:: Do this ::
Would you transcribe the whole listing exactly, minus its pictures?

Begin Information provided

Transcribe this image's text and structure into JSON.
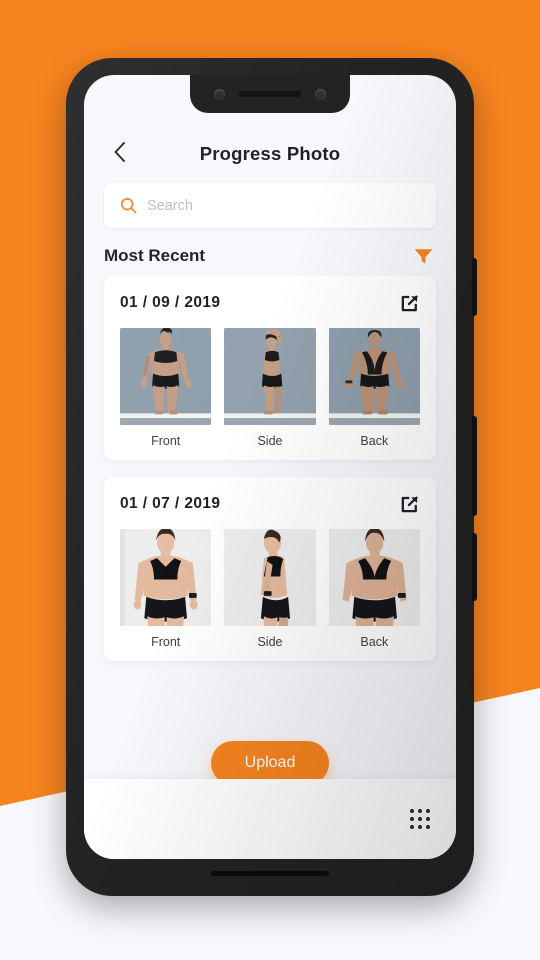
{
  "background": {
    "accent_color": "#f7841f",
    "page_color": "#f7f8fc"
  },
  "device": {
    "frame_color": "#232323",
    "screen_color": "#f7f8fc"
  },
  "header": {
    "back_icon": "chevron-left-icon",
    "title": "Progress Photo"
  },
  "search": {
    "icon": "search-icon",
    "placeholder": "Search",
    "value": ""
  },
  "section": {
    "title": "Most Recent",
    "filter_icon": "filter-icon",
    "filter_color": "#f7841f"
  },
  "cards": [
    {
      "date": "01 / 09 / 2019",
      "share_icon": "share-icon",
      "photos": [
        {
          "label": "Front",
          "pose": "front",
          "bg": "#8e9eab"
        },
        {
          "label": "Side",
          "pose": "side",
          "bg": "#8e9eab"
        },
        {
          "label": "Back",
          "pose": "back",
          "bg": "#8e9eab"
        }
      ]
    },
    {
      "date": "01 / 07 / 2019",
      "share_icon": "share-icon",
      "photos": [
        {
          "label": "Front",
          "pose": "front",
          "bg": "#ececed"
        },
        {
          "label": "Side",
          "pose": "side",
          "bg": "#ececed"
        },
        {
          "label": "Back",
          "pose": "back",
          "bg": "#ececed"
        }
      ]
    }
  ],
  "upload": {
    "label": "Upload",
    "color": "#f7841f"
  },
  "bottom_bar": {
    "menu_icon": "grid-dots-icon"
  }
}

End Information provided

:: Complete output ::
Transcribe this image's text and structure into JSON.
{
  "background": {
    "accent_color": "#f7841f",
    "page_color": "#f7f8fc"
  },
  "device": {
    "frame_color": "#232323",
    "screen_color": "#f7f8fc"
  },
  "header": {
    "back_icon": "chevron-left-icon",
    "title": "Progress Photo"
  },
  "search": {
    "icon": "search-icon",
    "placeholder": "Search",
    "value": ""
  },
  "section": {
    "title": "Most Recent",
    "filter_icon": "filter-icon",
    "filter_color": "#f7841f"
  },
  "cards": [
    {
      "date": "01 / 09 / 2019",
      "share_icon": "share-icon",
      "photos": [
        {
          "label": "Front",
          "pose": "front",
          "bg": "#8e9eab"
        },
        {
          "label": "Side",
          "pose": "side",
          "bg": "#8e9eab"
        },
        {
          "label": "Back",
          "pose": "back",
          "bg": "#8e9eab"
        }
      ]
    },
    {
      "date": "01 / 07 / 2019",
      "share_icon": "share-icon",
      "photos": [
        {
          "label": "Front",
          "pose": "front",
          "bg": "#ececed"
        },
        {
          "label": "Side",
          "pose": "side",
          "bg": "#ececed"
        },
        {
          "label": "Back",
          "pose": "back",
          "bg": "#ececed"
        }
      ]
    }
  ],
  "upload": {
    "label": "Upload",
    "color": "#f7841f"
  },
  "bottom_bar": {
    "menu_icon": "grid-dots-icon"
  }
}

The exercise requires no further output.